*Task statement*:
What is the count of lines that hold the word "name"? Give only the number.

(Data entries for graphics)
[Begin]

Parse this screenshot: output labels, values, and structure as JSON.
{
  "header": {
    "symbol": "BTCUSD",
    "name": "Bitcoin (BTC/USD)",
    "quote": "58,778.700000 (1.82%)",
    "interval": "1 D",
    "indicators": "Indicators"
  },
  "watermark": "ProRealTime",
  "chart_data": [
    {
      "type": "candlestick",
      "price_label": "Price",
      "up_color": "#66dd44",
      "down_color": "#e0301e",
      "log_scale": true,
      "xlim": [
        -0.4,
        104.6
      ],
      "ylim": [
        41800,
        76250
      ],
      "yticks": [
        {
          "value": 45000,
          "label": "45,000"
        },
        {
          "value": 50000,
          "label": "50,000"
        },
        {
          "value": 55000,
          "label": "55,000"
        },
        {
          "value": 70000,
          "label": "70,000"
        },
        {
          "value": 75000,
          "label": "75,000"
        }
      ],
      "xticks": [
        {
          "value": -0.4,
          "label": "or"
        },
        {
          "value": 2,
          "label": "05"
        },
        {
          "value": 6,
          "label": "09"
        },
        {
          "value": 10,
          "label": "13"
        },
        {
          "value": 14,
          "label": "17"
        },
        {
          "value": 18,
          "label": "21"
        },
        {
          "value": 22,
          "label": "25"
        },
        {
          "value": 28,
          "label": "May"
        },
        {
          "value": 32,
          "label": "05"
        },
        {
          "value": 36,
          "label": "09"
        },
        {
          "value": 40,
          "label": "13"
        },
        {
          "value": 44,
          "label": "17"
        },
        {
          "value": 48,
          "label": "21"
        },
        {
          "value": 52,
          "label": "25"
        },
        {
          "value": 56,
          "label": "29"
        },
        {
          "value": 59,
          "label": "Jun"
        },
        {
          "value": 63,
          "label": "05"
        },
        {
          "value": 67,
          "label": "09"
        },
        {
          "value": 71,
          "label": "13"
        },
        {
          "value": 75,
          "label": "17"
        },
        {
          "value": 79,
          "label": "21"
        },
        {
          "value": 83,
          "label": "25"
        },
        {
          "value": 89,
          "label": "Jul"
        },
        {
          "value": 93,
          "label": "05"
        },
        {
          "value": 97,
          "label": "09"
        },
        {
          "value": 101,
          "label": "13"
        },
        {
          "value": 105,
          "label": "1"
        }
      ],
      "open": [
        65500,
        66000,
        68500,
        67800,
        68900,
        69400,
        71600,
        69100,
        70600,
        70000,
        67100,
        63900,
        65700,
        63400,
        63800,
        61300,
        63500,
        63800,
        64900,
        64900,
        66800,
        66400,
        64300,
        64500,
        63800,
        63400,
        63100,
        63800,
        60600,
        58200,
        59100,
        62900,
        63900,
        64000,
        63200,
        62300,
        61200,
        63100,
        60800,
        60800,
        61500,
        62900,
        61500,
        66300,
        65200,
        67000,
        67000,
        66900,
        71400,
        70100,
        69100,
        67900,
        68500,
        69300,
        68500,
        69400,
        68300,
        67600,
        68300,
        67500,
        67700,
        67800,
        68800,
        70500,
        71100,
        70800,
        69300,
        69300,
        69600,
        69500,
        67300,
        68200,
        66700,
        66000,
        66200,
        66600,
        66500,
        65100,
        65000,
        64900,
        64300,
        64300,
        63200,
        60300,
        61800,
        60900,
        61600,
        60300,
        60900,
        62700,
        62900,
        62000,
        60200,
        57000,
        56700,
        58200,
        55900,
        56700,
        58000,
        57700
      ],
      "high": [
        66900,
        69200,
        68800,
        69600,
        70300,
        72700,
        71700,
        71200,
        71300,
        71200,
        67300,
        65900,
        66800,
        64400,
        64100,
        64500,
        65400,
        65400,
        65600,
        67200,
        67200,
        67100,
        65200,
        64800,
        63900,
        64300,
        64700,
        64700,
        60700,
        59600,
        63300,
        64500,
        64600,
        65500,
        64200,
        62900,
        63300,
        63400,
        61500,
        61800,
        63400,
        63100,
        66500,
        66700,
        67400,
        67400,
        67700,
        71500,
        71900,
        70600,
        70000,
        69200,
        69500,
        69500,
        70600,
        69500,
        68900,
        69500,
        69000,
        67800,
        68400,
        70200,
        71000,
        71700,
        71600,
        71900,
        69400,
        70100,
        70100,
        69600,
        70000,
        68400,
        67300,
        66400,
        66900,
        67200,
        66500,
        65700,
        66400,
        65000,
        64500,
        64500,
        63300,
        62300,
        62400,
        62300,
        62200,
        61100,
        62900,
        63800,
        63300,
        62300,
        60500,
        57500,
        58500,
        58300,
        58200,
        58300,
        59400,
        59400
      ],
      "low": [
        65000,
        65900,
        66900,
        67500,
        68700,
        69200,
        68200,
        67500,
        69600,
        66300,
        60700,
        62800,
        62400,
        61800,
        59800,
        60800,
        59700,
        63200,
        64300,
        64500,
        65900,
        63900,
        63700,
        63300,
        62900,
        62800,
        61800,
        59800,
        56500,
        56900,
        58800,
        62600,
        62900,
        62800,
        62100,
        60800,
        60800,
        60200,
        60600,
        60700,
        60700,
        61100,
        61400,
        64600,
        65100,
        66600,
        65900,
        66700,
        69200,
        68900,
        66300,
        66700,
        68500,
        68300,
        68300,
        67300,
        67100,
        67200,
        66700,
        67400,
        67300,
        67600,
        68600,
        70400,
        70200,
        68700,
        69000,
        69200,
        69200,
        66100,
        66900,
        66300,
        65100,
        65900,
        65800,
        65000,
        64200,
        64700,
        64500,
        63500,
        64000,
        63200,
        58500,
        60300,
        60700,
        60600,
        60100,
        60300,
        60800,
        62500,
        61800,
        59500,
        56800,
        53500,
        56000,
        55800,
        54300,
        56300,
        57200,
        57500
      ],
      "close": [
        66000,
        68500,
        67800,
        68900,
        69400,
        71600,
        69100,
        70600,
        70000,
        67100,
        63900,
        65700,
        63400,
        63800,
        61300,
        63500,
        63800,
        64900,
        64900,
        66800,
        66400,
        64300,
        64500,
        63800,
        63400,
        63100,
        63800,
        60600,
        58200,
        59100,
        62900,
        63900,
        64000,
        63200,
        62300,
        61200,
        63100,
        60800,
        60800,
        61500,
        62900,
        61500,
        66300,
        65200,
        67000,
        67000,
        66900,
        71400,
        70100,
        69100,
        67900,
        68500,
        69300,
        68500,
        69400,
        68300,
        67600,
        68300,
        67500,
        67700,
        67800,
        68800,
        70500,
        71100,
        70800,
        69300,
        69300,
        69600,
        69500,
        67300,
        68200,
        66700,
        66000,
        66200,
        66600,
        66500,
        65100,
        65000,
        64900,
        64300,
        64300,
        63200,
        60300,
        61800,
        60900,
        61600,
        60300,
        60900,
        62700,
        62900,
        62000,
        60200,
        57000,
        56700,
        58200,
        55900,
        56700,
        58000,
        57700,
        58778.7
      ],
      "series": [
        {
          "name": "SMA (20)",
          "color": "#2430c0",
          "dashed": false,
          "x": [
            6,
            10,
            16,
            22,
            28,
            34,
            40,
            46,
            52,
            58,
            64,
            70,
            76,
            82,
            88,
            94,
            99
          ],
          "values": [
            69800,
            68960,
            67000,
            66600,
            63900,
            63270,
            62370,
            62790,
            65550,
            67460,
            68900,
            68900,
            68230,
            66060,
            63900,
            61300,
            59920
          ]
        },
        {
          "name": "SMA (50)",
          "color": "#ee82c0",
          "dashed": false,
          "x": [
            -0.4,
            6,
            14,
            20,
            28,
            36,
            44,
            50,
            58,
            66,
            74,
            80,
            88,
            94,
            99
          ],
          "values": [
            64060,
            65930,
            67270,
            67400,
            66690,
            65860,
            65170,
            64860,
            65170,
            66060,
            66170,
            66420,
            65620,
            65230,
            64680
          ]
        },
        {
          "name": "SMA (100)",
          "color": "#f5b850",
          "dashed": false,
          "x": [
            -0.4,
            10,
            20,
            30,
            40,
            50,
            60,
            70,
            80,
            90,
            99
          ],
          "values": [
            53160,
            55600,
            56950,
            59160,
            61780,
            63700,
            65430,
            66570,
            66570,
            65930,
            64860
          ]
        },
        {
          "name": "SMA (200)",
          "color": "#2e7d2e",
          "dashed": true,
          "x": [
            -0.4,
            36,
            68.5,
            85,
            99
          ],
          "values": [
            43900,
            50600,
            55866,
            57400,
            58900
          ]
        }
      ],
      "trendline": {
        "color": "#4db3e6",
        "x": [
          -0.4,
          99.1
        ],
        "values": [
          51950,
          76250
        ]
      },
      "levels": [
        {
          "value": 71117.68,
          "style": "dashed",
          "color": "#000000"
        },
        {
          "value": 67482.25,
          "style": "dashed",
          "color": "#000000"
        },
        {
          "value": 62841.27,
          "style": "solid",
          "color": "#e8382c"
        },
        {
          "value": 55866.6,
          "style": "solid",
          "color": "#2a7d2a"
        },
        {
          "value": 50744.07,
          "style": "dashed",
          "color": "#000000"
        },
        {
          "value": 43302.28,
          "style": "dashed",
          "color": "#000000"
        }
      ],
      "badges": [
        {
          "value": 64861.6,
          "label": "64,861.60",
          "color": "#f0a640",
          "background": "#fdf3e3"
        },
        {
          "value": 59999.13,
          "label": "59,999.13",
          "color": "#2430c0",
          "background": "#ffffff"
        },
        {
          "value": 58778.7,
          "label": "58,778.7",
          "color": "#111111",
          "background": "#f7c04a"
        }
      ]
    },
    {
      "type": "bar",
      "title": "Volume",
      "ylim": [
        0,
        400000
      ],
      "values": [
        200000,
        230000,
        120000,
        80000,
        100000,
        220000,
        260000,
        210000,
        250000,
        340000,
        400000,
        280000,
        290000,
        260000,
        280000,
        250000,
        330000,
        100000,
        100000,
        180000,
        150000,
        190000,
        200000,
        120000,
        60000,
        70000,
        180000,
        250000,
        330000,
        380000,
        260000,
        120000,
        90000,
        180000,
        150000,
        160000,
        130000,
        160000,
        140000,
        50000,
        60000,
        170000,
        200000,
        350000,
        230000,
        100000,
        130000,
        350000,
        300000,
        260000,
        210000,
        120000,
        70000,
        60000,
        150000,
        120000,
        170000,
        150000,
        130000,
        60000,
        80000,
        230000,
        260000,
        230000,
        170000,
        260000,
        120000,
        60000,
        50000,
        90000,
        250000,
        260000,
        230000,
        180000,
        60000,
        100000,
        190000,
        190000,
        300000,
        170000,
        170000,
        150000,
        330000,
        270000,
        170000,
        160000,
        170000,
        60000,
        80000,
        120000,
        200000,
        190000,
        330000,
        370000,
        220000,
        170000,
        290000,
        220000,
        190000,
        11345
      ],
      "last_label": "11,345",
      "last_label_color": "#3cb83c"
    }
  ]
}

[End]

*Response below*:
5